**WHAT NEEDS TO BE DONE:** Write out the material again word for word, dropping any images it holds.

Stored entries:
────────────────────────────────────────
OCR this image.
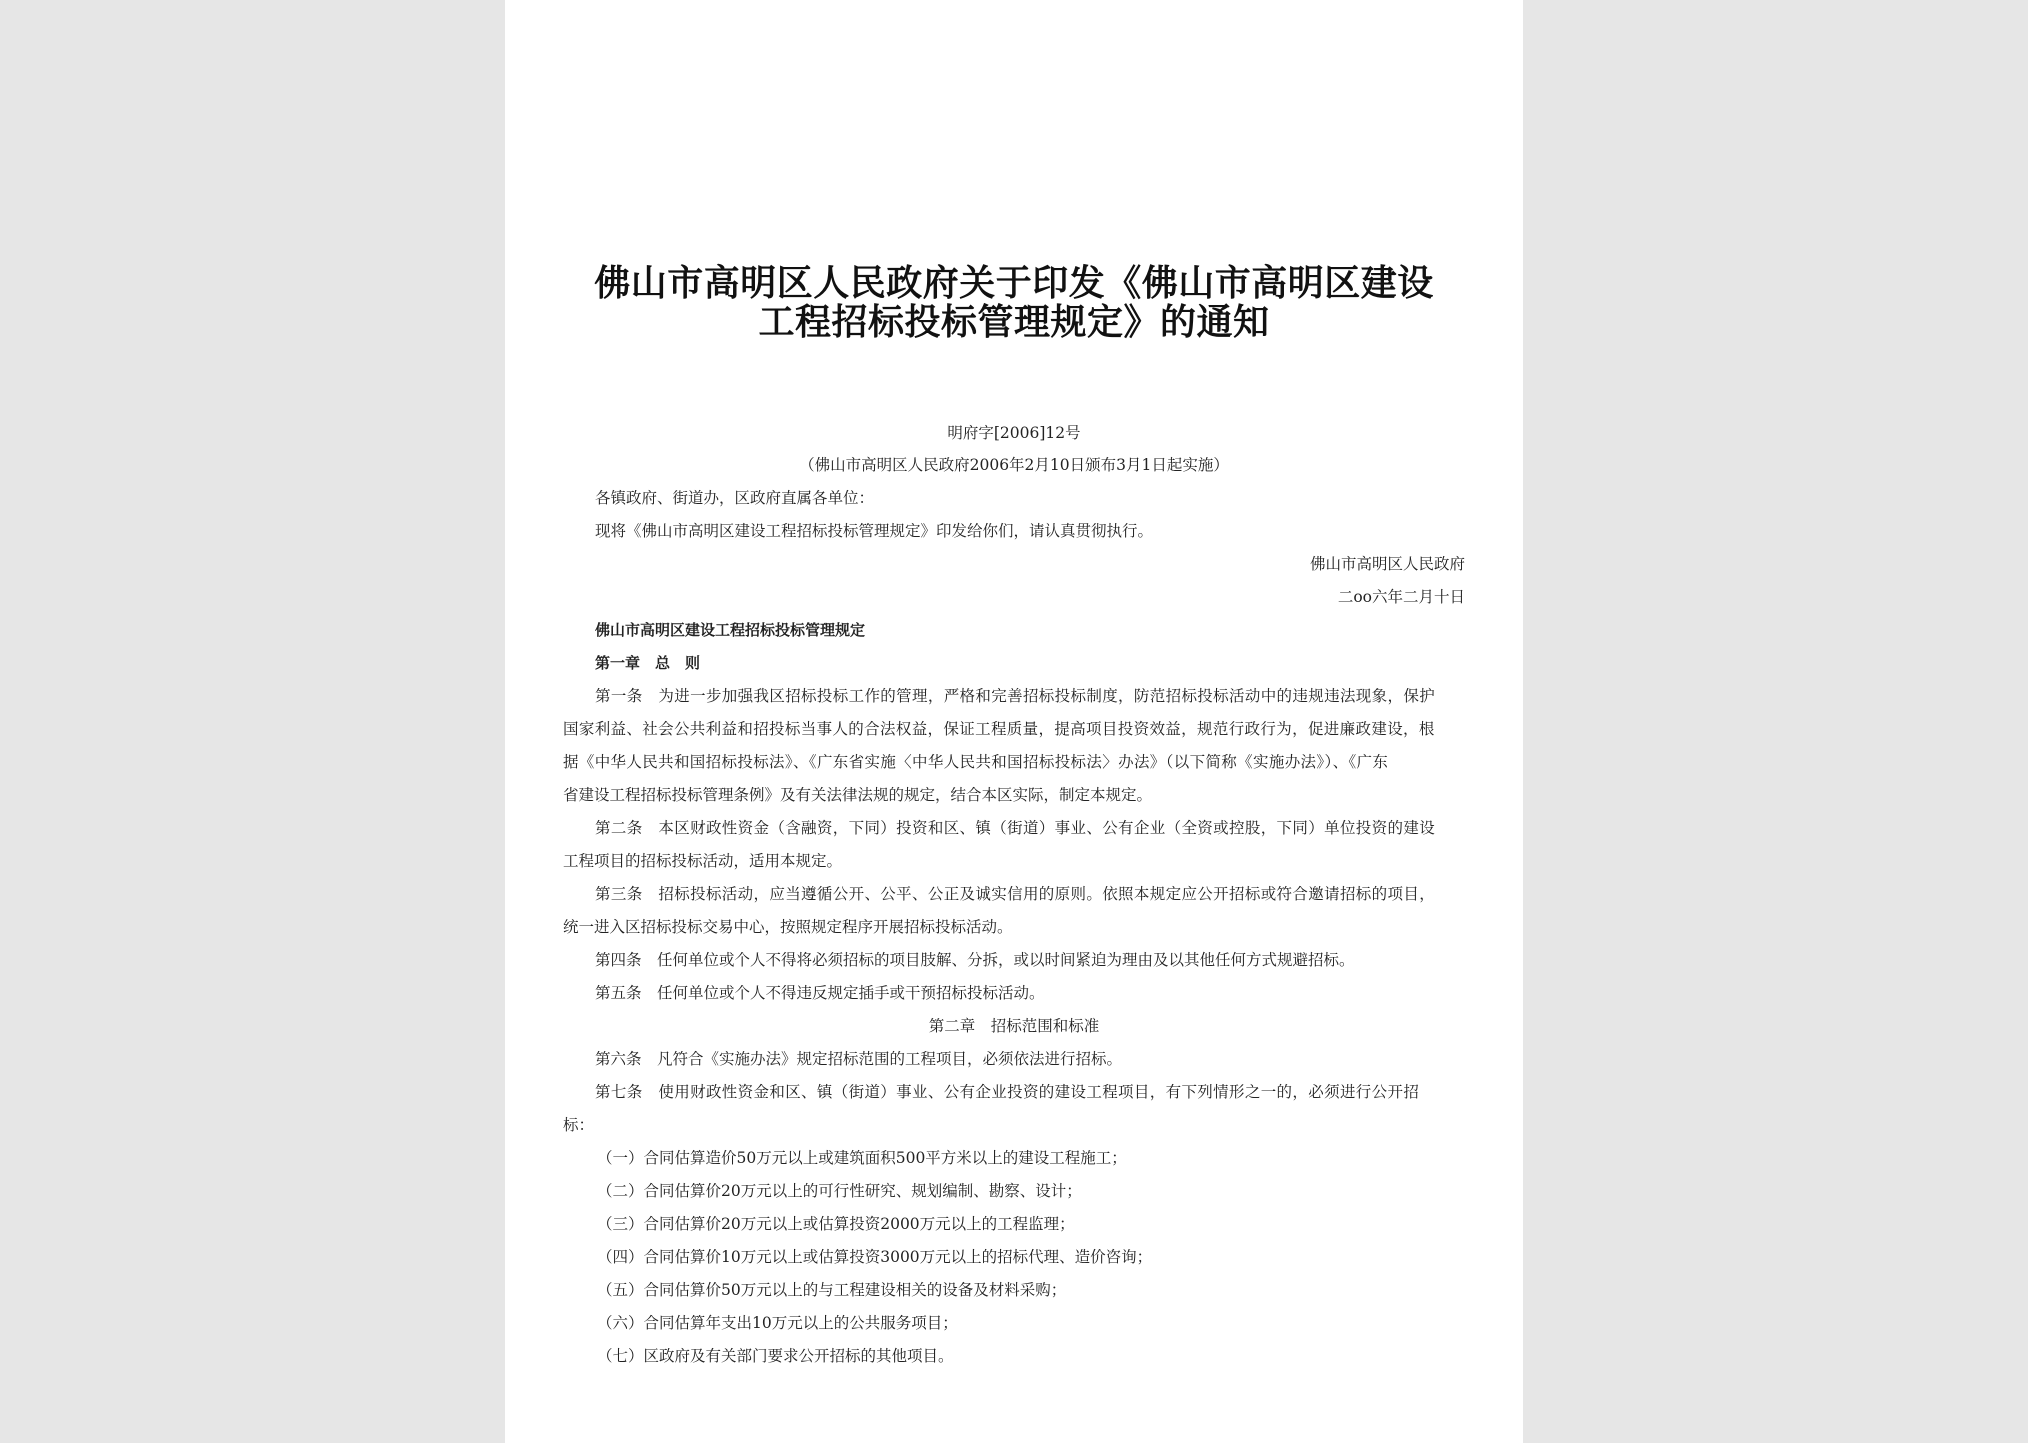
佛山市高明区人民政府关于印发《佛山市高明区建设
工程招标投标管理规定》的通知
明府字[2006]12号
（佛山市高明区人民政府2006年2月10日颁布3月1日起实施）
各镇政府、街道办，区政府直属各单位：
现将《佛山市高明区建设工程招标投标管理规定》印发给你们，请认真贯彻执行。
佛山市高明区人民政府
二oo六年二月十日
佛山市高明区建设工程招标投标管理规定
第一章　总　则
第一条　为进一步加强我区招标投标工作的管理，严格和完善招标投标制度，防范招标投标活动中的违规违法现象，保护
国家利益、社会公共利益和招投标当事人的合法权益，保证工程质量，提高项目投资效益，规范行政行为，促进廉政建设，根
据《中华人民共和国招标投标法》、《广东省实施〈中华人民共和国招标投标法〉办法》（以下简称《实施办法》）、《广东
省建设工程招标投标管理条例》及有关法律法规的规定，结合本区实际，制定本规定。
第二条　本区财政性资金（含融资，下同）投资和区、镇（街道）事业、公有企业（全资或控股，下同）单位投资的建设
工程项目的招标投标活动，适用本规定。
第三条　招标投标活动，应当遵循公开、公平、公正及诚实信用的原则。依照本规定应公开招标或符合邀请招标的项目，
统一进入区招标投标交易中心，按照规定程序开展招标投标活动。
第四条　任何单位或个人不得将必须招标的项目肢解、分拆，或以时间紧迫为理由及以其他任何方式规避招标。
第五条　任何单位或个人不得违反规定插手或干预招标投标活动。
第二章　招标范围和标准
第六条　凡符合《实施办法》规定招标范围的工程项目，必须依法进行招标。
第七条　使用财政性资金和区、镇（街道）事业、公有企业投资的建设工程项目，有下列情形之一的，必须进行公开招
标：
（一）合同估算造价50万元以上或建筑面积500平方米以上的建设工程施工；
（二）合同估算价20万元以上的可行性研究、规划编制、勘察、设计；
（三）合同估算价20万元以上或估算投资2000万元以上的工程监理；
（四）合同估算价10万元以上或估算投资3000万元以上的招标代理、造价咨询；
（五）合同估算价50万元以上的与工程建设相关的设备及材料采购；
（六）合同估算年支出10万元以上的公共服务项目；
（七）区政府及有关部门要求公开招标的其他项目。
────────────────────────────────────────
**RIGHT ANSWER:**
OCR this image.
佛山市高明区人民政府关于印发《佛山市高明区建设
工程招标投标管理规定》的通知
明府字[2006]12号
（佛山市高明区人民政府2006年2月10日颁布3月1日起实施）
各镇政府、街道办，区政府直属各单位：
现将《佛山市高明区建设工程招标投标管理规定》印发给你们，请认真贯彻执行。
佛山市高明区人民政府
二oo六年二月十日
佛山市高明区建设工程招标投标管理规定
第一章　总　则
第一条　为进一步加强我区招标投标工作的管理，严格和完善招标投标制度，防范招标投标活动中的违规违法现象，保护
国家利益、社会公共利益和招投标当事人的合法权益，保证工程质量，提高项目投资效益，规范行政行为，促进廉政建设，根
据《中华人民共和国招标投标法》、《广东省实施〈中华人民共和国招标投标法〉办法》（以下简称《实施办法》）、《广东
省建设工程招标投标管理条例》及有关法律法规的规定，结合本区实际，制定本规定。
第二条　本区财政性资金（含融资，下同）投资和区、镇（街道）事业、公有企业（全资或控股，下同）单位投资的建设
工程项目的招标投标活动，适用本规定。
第三条　招标投标活动，应当遵循公开、公平、公正及诚实信用的原则。依照本规定应公开招标或符合邀请招标的项目，
统一进入区招标投标交易中心，按照规定程序开展招标投标活动。
第四条　任何单位或个人不得将必须招标的项目肢解、分拆，或以时间紧迫为理由及以其他任何方式规避招标。
第五条　任何单位或个人不得违反规定插手或干预招标投标活动。
第二章　招标范围和标准
第六条　凡符合《实施办法》规定招标范围的工程项目，必须依法进行招标。
第七条　使用财政性资金和区、镇（街道）事业、公有企业投资的建设工程项目，有下列情形之一的，必须进行公开招
标：
（一）合同估算造价50万元以上或建筑面积500平方米以上的建设工程施工；
（二）合同估算价20万元以上的可行性研究、规划编制、勘察、设计；
（三）合同估算价20万元以上或估算投资2000万元以上的工程监理；
（四）合同估算价10万元以上或估算投资3000万元以上的招标代理、造价咨询；
（五）合同估算价50万元以上的与工程建设相关的设备及材料采购；
（六）合同估算年支出10万元以上的公共服务项目；
（七）区政府及有关部门要求公开招标的其他项目。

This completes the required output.